[REQUIREMENTS]
Provide only the number of lines in the listing that contain the string "into".

[RECORD EXTRACTS]
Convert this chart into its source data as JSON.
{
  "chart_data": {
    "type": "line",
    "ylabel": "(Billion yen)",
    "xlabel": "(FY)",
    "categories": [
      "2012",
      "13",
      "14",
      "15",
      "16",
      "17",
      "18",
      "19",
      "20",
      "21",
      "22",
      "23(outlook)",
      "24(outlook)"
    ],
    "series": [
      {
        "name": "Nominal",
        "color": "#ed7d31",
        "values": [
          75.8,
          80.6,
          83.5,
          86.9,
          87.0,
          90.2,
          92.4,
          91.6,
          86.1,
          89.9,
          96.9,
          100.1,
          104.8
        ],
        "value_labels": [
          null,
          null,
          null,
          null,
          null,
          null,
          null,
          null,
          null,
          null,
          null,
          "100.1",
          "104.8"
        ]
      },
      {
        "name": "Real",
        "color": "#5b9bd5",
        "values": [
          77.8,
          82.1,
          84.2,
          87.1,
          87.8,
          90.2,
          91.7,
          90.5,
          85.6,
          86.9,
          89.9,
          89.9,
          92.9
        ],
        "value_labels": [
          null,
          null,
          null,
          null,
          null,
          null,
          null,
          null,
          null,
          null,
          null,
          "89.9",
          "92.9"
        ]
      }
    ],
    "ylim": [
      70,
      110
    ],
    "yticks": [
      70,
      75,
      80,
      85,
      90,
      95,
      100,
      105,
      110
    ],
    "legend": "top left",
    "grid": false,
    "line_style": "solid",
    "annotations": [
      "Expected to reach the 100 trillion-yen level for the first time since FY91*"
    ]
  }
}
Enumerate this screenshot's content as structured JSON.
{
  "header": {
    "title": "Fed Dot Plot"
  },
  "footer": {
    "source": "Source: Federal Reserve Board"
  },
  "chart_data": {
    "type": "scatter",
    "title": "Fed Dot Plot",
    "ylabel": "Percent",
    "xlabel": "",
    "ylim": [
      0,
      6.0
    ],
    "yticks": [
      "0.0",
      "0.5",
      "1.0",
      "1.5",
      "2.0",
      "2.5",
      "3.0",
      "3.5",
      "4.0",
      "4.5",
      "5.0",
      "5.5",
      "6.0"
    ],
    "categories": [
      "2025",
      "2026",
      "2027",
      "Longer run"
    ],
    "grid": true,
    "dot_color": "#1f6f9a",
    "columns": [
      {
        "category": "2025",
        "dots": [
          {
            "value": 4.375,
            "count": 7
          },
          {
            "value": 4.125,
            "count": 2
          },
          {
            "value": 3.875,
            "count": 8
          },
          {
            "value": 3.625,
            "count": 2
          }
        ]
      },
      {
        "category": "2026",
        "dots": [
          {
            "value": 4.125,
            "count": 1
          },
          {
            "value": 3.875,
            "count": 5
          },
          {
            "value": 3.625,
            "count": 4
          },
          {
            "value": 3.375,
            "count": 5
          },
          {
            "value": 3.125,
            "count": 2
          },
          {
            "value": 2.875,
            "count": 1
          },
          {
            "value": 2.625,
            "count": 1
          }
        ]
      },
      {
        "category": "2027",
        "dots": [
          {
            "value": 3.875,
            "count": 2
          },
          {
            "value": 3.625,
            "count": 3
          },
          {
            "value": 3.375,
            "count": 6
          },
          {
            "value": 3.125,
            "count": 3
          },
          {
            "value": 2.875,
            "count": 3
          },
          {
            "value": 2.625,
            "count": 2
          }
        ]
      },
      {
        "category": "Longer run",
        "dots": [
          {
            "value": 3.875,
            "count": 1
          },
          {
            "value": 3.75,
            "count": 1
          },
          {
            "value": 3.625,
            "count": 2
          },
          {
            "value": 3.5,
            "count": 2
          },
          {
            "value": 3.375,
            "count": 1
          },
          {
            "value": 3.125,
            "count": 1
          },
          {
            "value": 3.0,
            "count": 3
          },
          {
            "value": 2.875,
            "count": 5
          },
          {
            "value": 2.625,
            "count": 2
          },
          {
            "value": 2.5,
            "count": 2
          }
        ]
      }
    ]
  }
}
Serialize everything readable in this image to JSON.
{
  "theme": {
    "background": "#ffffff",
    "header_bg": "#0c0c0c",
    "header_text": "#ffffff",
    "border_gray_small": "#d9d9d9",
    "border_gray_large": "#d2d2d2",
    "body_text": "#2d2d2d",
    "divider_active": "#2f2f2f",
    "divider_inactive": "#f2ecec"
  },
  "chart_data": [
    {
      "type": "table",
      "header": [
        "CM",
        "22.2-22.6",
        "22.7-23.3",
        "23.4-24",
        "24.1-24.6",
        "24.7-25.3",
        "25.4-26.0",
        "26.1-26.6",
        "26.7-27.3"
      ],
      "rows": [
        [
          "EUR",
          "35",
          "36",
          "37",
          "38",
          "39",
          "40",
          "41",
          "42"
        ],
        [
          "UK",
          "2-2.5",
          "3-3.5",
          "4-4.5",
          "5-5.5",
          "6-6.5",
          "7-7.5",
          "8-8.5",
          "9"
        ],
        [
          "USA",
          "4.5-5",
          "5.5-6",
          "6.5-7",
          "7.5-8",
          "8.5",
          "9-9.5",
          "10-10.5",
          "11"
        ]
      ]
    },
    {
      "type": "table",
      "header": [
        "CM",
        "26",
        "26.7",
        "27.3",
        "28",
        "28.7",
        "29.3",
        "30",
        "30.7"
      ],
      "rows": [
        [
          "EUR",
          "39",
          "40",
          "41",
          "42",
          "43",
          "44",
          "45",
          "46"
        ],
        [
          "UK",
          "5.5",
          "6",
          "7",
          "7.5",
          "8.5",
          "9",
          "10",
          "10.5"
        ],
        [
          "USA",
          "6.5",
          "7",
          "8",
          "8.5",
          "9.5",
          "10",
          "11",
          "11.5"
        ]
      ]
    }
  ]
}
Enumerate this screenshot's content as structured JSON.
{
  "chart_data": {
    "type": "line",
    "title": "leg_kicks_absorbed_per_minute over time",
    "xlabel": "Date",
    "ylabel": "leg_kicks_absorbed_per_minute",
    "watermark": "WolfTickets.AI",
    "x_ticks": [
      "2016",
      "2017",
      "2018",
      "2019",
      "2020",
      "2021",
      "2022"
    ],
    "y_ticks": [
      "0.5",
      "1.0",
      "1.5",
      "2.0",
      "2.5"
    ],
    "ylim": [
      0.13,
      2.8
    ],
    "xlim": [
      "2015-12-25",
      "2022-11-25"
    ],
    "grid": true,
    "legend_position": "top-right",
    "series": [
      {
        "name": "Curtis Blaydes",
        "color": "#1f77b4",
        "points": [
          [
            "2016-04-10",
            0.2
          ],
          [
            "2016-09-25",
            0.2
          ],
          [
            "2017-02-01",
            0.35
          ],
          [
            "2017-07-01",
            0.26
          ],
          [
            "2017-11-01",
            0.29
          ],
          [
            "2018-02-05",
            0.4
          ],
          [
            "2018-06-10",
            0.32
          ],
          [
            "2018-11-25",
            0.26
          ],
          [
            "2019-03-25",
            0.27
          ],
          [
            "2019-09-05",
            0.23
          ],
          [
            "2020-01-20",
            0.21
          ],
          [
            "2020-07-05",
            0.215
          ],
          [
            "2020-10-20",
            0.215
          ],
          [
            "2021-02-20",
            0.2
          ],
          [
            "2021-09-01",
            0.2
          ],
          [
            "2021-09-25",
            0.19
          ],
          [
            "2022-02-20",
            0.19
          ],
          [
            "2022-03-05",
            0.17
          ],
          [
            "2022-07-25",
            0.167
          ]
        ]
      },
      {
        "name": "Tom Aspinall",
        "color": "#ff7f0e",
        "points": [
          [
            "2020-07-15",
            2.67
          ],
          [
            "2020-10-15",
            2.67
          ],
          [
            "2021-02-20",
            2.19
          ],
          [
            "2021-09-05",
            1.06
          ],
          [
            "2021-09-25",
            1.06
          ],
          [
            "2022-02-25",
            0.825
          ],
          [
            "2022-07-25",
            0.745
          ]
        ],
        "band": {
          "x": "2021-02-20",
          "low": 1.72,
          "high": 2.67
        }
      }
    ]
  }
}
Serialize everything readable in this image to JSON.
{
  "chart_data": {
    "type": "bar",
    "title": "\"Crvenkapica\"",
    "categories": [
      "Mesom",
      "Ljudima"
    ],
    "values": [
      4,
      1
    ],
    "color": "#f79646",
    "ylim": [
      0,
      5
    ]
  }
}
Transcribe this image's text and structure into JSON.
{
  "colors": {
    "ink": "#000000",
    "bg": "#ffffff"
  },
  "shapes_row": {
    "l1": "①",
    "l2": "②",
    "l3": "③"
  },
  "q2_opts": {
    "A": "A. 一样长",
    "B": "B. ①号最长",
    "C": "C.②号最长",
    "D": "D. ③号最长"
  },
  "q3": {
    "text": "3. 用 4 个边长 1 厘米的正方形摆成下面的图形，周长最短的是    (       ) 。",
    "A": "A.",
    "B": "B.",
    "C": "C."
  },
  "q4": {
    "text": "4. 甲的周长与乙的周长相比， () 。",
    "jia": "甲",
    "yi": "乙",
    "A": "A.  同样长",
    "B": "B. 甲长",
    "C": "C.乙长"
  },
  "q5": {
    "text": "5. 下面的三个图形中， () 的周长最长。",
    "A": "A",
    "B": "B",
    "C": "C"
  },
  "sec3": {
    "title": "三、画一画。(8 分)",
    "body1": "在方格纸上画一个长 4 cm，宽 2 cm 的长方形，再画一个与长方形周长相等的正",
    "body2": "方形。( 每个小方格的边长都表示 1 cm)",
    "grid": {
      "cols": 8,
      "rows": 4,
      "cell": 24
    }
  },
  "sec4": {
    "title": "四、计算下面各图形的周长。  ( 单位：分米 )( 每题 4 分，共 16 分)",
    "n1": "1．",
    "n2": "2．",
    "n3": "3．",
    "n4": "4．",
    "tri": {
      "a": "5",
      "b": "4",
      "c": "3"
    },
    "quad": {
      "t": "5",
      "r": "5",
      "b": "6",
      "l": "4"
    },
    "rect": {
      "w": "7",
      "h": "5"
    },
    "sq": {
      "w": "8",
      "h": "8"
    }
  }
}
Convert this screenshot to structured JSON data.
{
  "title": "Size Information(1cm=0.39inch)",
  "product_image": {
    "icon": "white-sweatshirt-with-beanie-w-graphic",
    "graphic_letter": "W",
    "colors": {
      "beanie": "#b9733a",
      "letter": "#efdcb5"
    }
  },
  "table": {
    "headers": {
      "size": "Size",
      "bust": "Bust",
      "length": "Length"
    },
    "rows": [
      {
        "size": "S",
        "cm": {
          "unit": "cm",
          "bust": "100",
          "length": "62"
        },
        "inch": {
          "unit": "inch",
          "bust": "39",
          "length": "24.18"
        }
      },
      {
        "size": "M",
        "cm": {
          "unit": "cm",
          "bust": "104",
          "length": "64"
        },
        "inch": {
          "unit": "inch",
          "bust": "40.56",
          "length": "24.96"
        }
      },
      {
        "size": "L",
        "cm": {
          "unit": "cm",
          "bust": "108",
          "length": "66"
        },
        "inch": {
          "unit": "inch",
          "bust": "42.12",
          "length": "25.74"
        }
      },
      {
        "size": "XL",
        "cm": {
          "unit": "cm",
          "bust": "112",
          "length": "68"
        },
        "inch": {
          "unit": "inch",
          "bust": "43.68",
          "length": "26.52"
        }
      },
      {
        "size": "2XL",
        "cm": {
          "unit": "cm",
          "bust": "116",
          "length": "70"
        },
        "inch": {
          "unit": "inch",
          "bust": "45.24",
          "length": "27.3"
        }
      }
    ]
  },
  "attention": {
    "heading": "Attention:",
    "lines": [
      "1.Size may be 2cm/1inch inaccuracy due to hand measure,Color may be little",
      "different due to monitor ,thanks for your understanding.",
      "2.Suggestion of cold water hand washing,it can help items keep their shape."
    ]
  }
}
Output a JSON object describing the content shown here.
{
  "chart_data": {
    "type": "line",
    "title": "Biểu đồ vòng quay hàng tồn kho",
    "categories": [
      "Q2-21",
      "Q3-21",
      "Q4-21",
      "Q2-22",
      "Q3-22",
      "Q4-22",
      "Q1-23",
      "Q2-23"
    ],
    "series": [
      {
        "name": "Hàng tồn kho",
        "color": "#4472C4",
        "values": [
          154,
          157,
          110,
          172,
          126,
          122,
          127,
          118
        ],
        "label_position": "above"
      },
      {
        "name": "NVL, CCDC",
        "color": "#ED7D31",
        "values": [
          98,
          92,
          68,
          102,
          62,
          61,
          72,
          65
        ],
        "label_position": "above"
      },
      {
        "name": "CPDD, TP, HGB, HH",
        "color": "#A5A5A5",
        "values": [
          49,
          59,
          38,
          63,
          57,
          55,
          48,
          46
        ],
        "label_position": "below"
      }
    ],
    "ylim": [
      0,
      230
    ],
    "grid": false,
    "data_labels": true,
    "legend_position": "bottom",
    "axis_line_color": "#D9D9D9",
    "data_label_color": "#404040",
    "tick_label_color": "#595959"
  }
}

[THE COMPLETED TASK]
2